Given problem:
Gather up every line from the entries below that uses the word "zaměstnavatelů".

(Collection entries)
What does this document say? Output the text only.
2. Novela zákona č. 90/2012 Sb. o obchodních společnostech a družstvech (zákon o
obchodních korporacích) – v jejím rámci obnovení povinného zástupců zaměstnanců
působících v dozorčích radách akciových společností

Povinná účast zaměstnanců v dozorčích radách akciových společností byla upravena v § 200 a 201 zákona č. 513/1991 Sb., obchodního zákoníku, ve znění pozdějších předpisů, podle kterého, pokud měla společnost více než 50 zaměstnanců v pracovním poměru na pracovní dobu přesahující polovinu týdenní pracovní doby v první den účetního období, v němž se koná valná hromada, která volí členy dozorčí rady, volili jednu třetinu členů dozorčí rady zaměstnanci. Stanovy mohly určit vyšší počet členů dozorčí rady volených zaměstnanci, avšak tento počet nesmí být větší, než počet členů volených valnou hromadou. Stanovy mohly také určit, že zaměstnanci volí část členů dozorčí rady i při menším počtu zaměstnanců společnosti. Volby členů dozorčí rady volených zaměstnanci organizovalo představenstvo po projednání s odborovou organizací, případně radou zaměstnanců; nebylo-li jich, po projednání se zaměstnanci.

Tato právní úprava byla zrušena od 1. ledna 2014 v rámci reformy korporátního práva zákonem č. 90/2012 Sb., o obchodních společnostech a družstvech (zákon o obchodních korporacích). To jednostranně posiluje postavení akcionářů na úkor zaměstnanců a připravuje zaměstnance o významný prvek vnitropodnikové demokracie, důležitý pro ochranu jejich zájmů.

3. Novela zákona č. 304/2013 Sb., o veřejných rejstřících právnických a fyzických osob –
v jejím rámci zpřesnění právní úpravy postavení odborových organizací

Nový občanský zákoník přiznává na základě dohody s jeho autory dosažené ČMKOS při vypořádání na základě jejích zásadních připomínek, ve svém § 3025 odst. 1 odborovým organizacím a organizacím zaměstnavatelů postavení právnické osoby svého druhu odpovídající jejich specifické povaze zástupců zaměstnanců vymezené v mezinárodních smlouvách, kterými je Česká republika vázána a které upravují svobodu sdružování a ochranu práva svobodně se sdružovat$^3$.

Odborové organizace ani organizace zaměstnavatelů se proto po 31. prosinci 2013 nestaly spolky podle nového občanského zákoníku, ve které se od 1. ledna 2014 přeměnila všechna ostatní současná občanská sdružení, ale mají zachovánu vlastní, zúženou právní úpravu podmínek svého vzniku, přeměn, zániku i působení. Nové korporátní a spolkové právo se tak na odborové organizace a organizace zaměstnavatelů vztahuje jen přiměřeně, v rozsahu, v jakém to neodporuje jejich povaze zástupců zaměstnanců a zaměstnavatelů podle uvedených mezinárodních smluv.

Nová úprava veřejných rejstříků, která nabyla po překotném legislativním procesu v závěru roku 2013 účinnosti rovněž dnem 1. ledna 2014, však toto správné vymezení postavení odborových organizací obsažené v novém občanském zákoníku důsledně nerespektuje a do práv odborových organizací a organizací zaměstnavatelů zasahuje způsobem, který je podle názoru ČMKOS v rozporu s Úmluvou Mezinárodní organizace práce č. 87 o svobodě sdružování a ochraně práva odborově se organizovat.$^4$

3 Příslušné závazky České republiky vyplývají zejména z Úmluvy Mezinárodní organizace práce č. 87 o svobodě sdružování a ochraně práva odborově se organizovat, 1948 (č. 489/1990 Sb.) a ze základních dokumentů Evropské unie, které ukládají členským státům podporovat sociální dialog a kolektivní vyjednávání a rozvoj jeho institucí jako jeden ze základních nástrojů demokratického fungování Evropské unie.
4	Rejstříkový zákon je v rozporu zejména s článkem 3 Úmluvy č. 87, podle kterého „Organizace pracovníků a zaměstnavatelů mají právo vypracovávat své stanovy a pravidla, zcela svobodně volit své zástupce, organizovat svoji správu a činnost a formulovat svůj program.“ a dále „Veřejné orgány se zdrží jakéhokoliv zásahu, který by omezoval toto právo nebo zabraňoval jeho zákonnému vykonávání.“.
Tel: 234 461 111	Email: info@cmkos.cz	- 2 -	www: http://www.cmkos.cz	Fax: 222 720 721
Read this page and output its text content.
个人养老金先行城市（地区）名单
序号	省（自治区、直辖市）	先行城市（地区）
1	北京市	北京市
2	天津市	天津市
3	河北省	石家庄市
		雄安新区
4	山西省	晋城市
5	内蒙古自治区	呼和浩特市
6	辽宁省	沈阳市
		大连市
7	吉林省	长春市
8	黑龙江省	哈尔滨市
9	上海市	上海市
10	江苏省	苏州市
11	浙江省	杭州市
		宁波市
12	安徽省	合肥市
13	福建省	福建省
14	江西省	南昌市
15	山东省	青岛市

Solved problem:
Nový občanský zákoník přiznává na základě dohody s jeho autory dosažené ČMKOS při vypořádání na základě jejích zásadních připomínek, ve svém § 3025 odst. 1 odborovým organizacím a organizacím zaměstnavatelů postavení právnické osoby svého druhu odpovídající jejich specifické povaze zástupců zaměstnanců vymezené v mezinárodních smlouvách, kterými je Česká republika vázána a které upravují svobodu sdružování a ochranu práva svobodně se sdružovat$^3$.
Odborové organizace ani organizace zaměstnavatelů se proto po 31. prosinci 2013 nestaly spolky podle nového občanského zákoníku, ve které se od 1. ledna 2014 přeměnila všechna ostatní současná občanská sdružení, ale mají zachovánu vlastní, zúženou právní úpravu podmínek svého vzniku, přeměn, zániku i působení. Nové korporátní a spolkové právo se tak na odborové organizace a organizace zaměstnavatelů vztahuje jen přiměřeně, v rozsahu, v jakém to neodporuje jejich povaze zástupců zaměstnanců a zaměstnavatelů podle uvedených mezinárodních smluv.
Nová úprava veřejných rejstříků, která nabyla po překotném legislativním procesu v závěru roku 2013 účinnosti rovněž dnem 1. ledna 2014, však toto správné vymezení postavení odborových organizací obsažené v novém občanském zákoníku důsledně nerespektuje a do práv odborových organizací a organizací zaměstnavatelů zasahuje způsobem, který je podle názoru ČMKOS v rozporu s Úmluvou Mezinárodní organizace práce č. 87 o svobodě sdružování a ochraně práva odborově se organizovat.$^4$
4	Rejstříkový zákon je v rozporu zejména s článkem 3 Úmluvy č. 87, podle kterého „Organizace pracovníků a zaměstnavatelů mají právo vypracovávat své stanovy a pravidla, zcela svobodně volit své zástupce, organizovat svoji správu a činnost a formulovat svůj program.“ a dále „Veřejné orgány se zdrží jakéhokoliv zásahu, který by omezoval toto právo nebo zabraňoval jeho zákonnému vykonávání.“.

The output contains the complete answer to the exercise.